# SHORT PROBLEM
Look through the material below for "content". Copy every line that contains it.
########
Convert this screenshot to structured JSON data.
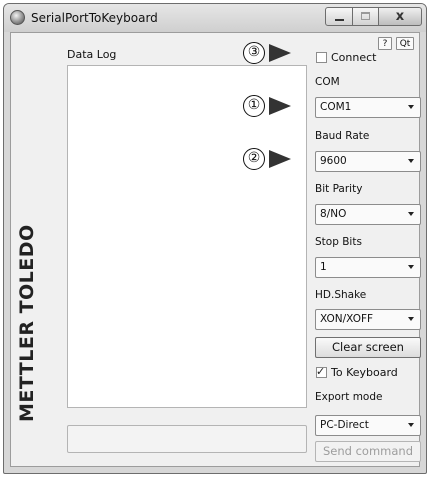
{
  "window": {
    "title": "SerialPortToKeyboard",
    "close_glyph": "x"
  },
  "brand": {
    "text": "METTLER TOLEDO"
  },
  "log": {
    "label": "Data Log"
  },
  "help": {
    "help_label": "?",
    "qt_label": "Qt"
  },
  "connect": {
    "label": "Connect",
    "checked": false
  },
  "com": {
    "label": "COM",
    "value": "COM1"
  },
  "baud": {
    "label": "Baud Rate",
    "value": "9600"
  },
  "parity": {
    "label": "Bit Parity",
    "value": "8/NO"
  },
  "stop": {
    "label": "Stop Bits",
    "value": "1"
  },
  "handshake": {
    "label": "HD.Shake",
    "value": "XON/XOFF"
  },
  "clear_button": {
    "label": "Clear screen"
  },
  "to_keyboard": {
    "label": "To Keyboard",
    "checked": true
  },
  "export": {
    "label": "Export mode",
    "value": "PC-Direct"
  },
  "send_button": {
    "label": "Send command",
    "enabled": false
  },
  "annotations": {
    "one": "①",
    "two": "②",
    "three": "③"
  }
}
########
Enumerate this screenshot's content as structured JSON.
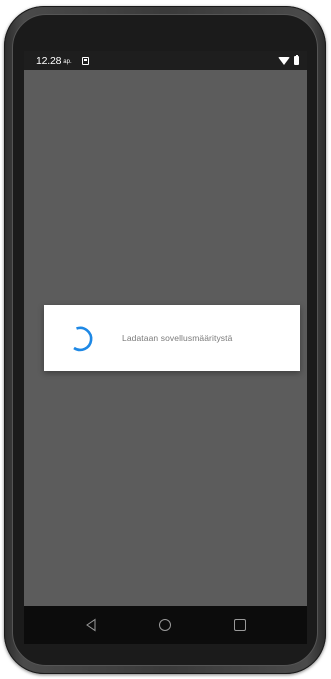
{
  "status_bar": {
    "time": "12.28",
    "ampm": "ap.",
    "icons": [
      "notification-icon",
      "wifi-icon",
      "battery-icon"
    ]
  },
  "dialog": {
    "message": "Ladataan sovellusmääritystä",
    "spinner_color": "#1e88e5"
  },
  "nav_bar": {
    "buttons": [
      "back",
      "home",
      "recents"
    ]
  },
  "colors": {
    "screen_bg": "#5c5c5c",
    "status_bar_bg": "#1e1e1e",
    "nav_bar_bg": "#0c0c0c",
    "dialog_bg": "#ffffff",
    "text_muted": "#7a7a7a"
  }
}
########
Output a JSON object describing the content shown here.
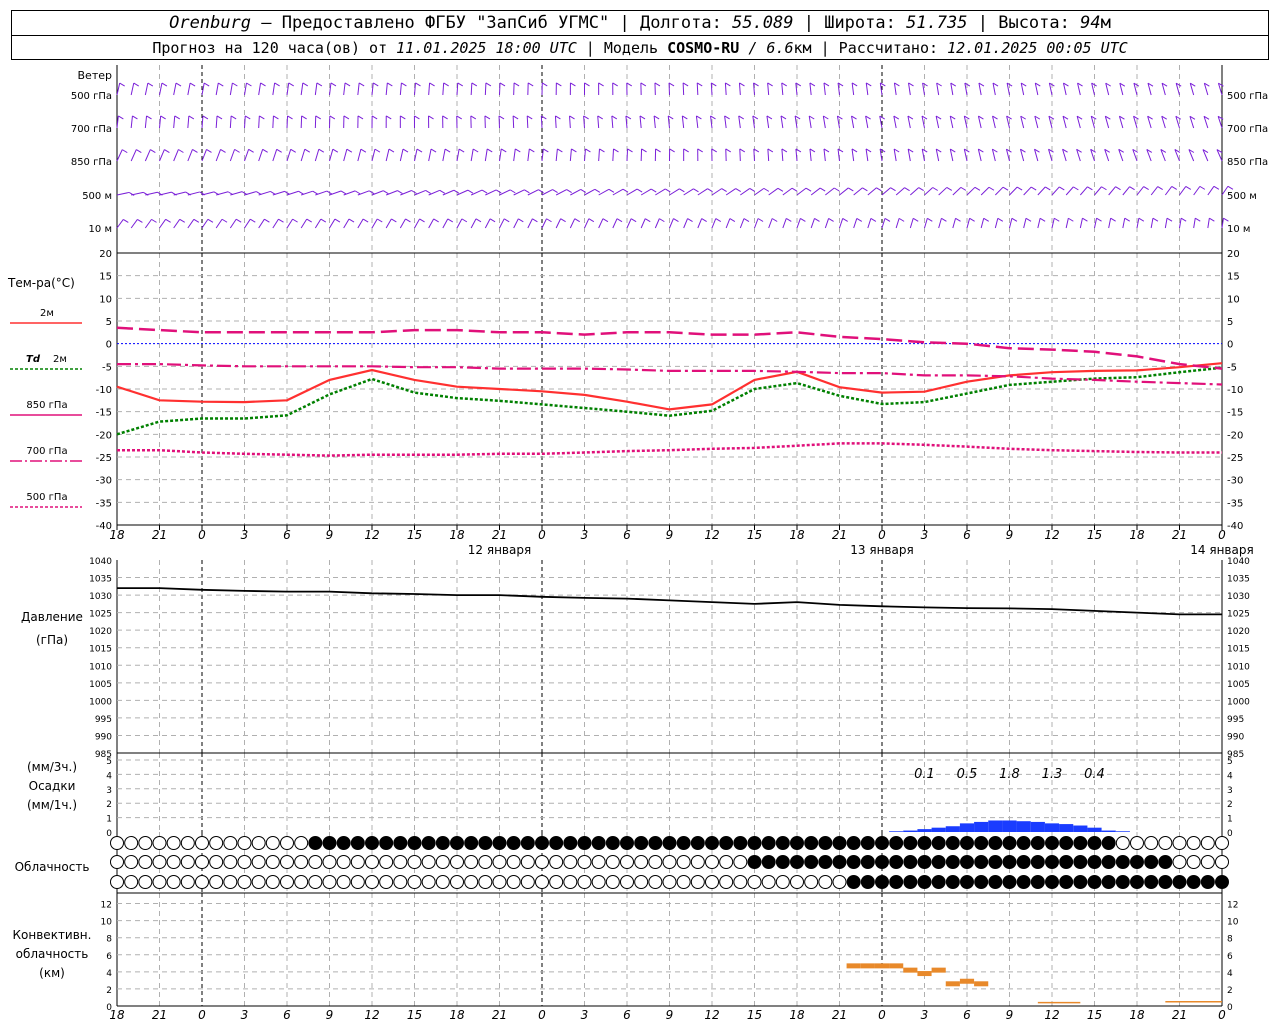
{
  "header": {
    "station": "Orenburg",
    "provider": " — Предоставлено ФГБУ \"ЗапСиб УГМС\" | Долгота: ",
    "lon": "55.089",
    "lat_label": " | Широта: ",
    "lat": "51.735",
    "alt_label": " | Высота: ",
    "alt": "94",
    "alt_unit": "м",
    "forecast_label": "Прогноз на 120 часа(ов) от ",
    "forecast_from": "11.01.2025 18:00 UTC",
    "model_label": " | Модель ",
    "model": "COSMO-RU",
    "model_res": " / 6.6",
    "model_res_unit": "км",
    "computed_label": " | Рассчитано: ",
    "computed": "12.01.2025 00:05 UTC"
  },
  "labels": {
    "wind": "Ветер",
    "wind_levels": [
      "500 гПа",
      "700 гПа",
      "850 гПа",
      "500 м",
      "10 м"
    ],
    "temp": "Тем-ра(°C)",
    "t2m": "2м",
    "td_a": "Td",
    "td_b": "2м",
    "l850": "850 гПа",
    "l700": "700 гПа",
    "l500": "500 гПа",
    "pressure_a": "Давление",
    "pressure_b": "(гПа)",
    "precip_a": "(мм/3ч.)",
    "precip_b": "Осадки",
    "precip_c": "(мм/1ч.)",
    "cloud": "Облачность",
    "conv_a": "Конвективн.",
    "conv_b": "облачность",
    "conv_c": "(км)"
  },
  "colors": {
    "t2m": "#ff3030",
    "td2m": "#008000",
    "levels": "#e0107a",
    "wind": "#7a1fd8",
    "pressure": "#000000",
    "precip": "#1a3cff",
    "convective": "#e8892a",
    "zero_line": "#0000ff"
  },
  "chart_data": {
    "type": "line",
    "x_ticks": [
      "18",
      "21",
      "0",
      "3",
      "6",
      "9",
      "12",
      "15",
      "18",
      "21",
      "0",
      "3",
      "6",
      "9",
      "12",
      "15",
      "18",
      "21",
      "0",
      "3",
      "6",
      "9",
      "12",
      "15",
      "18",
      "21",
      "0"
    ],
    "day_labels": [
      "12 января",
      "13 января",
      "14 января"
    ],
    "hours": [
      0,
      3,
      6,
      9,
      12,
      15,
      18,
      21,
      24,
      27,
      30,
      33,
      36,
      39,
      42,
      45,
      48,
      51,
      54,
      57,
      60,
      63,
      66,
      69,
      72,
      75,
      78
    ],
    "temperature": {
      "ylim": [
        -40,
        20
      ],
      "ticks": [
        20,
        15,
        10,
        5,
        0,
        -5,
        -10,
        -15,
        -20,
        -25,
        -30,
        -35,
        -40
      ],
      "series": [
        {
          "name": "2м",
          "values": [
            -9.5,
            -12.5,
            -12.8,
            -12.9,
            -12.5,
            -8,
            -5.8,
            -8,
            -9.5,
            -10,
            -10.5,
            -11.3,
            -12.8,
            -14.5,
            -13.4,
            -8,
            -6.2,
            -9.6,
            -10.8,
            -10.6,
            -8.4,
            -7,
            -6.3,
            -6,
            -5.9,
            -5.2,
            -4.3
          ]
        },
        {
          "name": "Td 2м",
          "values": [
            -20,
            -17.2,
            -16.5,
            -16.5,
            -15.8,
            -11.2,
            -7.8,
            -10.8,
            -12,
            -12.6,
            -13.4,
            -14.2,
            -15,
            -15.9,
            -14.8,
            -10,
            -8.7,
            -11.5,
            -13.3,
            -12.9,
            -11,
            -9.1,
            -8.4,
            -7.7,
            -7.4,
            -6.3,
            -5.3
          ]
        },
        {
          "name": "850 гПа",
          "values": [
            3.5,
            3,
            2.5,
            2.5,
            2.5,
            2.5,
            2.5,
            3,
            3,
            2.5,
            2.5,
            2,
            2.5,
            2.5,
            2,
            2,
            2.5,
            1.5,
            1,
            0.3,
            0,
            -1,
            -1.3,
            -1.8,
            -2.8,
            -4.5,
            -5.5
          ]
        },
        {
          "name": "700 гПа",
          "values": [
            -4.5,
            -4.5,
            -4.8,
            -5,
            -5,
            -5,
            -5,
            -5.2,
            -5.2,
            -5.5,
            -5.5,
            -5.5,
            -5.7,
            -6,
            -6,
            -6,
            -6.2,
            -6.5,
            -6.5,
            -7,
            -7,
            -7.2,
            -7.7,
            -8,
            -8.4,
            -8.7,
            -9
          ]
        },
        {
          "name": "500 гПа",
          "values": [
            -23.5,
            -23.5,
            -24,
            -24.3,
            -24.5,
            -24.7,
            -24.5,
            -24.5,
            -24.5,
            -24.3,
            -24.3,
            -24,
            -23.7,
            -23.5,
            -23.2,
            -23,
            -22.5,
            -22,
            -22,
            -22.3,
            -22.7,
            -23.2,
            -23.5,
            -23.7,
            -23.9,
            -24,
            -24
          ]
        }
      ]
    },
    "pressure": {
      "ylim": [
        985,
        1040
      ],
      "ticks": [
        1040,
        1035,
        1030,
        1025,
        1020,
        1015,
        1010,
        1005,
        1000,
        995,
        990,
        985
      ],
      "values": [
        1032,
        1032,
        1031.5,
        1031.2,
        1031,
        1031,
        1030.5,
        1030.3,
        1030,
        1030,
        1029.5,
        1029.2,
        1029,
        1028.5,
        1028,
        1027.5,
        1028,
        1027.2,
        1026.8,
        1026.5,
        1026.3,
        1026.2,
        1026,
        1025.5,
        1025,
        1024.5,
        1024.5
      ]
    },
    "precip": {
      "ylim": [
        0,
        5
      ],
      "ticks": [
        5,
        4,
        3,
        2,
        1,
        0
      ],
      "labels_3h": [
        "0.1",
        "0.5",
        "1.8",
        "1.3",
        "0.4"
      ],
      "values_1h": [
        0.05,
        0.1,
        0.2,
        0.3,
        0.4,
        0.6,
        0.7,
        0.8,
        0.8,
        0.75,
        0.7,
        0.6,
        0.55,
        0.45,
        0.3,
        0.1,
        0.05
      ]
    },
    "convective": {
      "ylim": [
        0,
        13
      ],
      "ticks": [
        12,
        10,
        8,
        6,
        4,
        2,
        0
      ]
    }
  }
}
########
# FINISHED TASK
Enumerate this screenshot's content as structured JSON.
Output a JSON object describing the content shown here.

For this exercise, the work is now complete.